Dataset rows

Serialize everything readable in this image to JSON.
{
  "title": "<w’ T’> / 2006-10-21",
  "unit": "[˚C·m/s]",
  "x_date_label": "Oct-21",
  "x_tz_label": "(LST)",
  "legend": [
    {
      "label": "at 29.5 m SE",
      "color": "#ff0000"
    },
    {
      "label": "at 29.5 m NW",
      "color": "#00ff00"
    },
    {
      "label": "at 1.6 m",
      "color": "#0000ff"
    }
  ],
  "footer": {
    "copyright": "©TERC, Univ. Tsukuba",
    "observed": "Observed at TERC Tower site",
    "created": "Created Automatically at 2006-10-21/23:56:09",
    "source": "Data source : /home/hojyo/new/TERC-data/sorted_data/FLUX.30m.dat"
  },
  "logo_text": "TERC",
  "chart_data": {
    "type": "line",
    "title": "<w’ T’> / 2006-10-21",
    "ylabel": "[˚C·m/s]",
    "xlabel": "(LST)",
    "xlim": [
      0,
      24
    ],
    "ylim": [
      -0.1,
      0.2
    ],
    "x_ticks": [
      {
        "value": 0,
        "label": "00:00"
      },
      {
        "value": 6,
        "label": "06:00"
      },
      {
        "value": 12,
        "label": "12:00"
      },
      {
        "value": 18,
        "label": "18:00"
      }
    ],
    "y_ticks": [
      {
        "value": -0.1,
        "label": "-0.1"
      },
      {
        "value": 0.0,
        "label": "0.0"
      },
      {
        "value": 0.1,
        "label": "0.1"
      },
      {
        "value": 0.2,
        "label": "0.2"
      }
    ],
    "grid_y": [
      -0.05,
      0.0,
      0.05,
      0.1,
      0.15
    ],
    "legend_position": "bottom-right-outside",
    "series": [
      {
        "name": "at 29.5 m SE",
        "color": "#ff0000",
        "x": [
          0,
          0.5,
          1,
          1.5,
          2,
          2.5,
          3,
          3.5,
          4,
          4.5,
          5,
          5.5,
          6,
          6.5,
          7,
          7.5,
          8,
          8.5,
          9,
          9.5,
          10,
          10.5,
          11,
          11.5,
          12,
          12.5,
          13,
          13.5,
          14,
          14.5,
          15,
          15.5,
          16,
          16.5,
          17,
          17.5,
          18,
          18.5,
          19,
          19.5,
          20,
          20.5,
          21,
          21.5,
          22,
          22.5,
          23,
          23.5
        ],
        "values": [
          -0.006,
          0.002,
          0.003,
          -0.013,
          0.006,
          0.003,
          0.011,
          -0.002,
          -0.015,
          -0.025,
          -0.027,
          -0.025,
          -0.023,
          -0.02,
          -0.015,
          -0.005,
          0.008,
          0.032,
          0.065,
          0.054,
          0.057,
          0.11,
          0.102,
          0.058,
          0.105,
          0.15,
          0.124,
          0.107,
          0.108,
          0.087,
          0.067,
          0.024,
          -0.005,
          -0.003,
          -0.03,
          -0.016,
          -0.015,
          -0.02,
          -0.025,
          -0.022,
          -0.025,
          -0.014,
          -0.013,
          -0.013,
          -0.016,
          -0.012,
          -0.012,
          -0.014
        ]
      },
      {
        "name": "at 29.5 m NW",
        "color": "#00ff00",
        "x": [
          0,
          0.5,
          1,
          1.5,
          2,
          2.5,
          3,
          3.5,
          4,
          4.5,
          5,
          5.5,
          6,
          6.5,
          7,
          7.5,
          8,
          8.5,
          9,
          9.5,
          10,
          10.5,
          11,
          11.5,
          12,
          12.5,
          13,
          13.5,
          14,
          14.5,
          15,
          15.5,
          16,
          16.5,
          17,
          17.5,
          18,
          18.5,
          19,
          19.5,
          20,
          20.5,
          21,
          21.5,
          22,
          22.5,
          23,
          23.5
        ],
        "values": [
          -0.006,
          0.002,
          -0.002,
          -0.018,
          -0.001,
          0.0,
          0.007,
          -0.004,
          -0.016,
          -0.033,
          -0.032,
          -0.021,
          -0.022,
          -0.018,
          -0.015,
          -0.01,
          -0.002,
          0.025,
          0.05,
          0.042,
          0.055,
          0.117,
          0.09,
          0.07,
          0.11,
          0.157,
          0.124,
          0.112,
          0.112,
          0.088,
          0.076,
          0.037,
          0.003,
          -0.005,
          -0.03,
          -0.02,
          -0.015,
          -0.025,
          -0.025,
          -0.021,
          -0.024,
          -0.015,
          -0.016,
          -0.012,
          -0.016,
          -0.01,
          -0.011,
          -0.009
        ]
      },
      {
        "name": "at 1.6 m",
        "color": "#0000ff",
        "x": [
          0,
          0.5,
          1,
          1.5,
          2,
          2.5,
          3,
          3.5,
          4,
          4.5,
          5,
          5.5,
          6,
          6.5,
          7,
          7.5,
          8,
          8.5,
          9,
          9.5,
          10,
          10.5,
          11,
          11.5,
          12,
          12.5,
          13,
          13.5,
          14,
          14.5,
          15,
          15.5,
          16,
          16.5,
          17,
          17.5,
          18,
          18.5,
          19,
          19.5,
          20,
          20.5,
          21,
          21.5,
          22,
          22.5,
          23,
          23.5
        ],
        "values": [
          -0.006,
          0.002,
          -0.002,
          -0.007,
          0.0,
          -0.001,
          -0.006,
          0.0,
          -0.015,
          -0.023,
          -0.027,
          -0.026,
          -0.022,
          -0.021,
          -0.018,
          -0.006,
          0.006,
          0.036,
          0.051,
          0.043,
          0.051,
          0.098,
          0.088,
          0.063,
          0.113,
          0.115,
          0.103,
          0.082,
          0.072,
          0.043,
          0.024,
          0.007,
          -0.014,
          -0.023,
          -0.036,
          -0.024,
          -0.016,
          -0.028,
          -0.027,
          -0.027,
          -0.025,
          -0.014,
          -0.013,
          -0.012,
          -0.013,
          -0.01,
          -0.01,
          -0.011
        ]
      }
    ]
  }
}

▸ Short problem
Tell how many lines contain the word "color", using only the number.

▸ Written answer
6